> **Task statement**
Would you return the complete listing below word for word?

--------

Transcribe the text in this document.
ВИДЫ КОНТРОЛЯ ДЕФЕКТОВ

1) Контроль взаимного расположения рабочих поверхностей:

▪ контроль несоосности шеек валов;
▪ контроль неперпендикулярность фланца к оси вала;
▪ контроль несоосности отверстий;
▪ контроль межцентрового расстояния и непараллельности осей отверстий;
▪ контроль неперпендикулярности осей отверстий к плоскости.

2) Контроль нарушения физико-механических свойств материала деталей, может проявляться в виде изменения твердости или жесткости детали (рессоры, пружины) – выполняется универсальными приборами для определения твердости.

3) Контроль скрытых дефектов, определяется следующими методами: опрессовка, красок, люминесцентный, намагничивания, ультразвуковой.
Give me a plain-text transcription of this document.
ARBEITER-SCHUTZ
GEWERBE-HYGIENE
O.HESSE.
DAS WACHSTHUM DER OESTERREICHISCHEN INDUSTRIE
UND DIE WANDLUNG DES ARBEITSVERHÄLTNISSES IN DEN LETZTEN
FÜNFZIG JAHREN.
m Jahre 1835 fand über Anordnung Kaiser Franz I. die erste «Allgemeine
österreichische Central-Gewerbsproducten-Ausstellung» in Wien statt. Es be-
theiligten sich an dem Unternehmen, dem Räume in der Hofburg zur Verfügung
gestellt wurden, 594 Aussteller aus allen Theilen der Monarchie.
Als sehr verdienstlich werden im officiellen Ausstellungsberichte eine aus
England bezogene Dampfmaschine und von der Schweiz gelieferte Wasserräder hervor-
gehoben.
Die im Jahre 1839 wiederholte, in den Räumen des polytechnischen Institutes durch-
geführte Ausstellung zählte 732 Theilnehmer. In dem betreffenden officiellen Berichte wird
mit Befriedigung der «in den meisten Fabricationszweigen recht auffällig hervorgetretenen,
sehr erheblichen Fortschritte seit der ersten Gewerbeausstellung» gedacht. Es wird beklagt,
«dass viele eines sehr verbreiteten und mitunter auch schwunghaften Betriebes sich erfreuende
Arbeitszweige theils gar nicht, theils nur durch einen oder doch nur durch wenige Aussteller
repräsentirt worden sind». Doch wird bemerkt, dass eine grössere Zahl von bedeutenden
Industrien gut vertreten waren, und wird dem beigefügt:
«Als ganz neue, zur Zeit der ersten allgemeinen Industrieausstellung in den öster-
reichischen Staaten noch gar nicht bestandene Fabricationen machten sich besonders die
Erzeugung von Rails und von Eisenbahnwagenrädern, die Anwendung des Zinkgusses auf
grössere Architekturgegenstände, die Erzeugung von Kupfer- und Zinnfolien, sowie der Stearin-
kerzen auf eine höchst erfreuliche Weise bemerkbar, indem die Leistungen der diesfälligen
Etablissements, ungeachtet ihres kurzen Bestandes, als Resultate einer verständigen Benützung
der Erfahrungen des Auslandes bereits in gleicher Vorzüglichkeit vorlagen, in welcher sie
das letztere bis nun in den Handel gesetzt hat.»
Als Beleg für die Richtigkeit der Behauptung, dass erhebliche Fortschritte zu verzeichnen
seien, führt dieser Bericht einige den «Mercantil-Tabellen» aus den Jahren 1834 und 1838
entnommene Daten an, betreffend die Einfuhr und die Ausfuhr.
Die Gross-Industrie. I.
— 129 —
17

--------

> **Response to this exercise**
Transcribe the text in this document.
ВИДЫ КОНТРОЛЯ ДЕФЕКТОВ

1) Контроль взаимного расположения рабочих поверхностей:

▪ контроль несоосности шеек валов;
▪ контроль неперпендикулярность фланца к оси вала;
▪ контроль несоосности отверстий;
▪ контроль межцентрового расстояния и непараллельности осей отверстий;
▪ контроль неперпендикулярности осей отверстий к плоскости.

2) Контроль нарушения физико-механических свойств материала деталей, может проявляться в виде изменения твердости или жесткости детали (рессоры, пружины) – выполняется универсальными приборами для определения твердости.

3) Контроль скрытых дефектов, определяется следующими методами: опрессовка, красок, люминесцентный, намагничивания, ультразвуковой.
Give me a plain-text transcription of this document.
ARBEITER-SCHUTZ
GEWERBE-HYGIENE
O.HESSE.
DAS WACHSTHUM DER OESTERREICHISCHEN INDUSTRIE
UND DIE WANDLUNG DES ARBEITSVERHÄLTNISSES IN DEN LETZTEN
FÜNFZIG JAHREN.
m Jahre 1835 fand über Anordnung Kaiser Franz I. die erste «Allgemeine
österreichische Central-Gewerbsproducten-Ausstellung» in Wien statt. Es be-
theiligten sich an dem Unternehmen, dem Räume in der Hofburg zur Verfügung
gestellt wurden, 594 Aussteller aus allen Theilen der Monarchie.
Als sehr verdienstlich werden im officiellen Ausstellungsberichte eine aus
England bezogene Dampfmaschine und von der Schweiz gelieferte Wasserräder hervor-
gehoben.
Die im Jahre 1839 wiederholte, in den Räumen des polytechnischen Institutes durch-
geführte Ausstellung zählte 732 Theilnehmer. In dem betreffenden officiellen Berichte wird
mit Befriedigung der «in den meisten Fabricationszweigen recht auffällig hervorgetretenen,
sehr erheblichen Fortschritte seit der ersten Gewerbeausstellung» gedacht. Es wird beklagt,
«dass viele eines sehr verbreiteten und mitunter auch schwunghaften Betriebes sich erfreuende
Arbeitszweige theils gar nicht, theils nur durch einen oder doch nur durch wenige Aussteller
repräsentirt worden sind». Doch wird bemerkt, dass eine grössere Zahl von bedeutenden
Industrien gut vertreten waren, und wird dem beigefügt:
«Als ganz neue, zur Zeit der ersten allgemeinen Industrieausstellung in den öster-
reichischen Staaten noch gar nicht bestandene Fabricationen machten sich besonders die
Erzeugung von Rails und von Eisenbahnwagenrädern, die Anwendung des Zinkgusses auf
grössere Architekturgegenstände, die Erzeugung von Kupfer- und Zinnfolien, sowie der Stearin-
kerzen auf eine höchst erfreuliche Weise bemerkbar, indem die Leistungen der diesfälligen
Etablissements, ungeachtet ihres kurzen Bestandes, als Resultate einer verständigen Benützung
der Erfahrungen des Auslandes bereits in gleicher Vorzüglichkeit vorlagen, in welcher sie
das letztere bis nun in den Handel gesetzt hat.»
Als Beleg für die Richtigkeit der Behauptung, dass erhebliche Fortschritte zu verzeichnen
seien, führt dieser Bericht einige den «Mercantil-Tabellen» aus den Jahren 1834 und 1838
entnommene Daten an, betreffend die Einfuhr und die Ausfuhr.
Die Gross-Industrie. I.
— 129 —
17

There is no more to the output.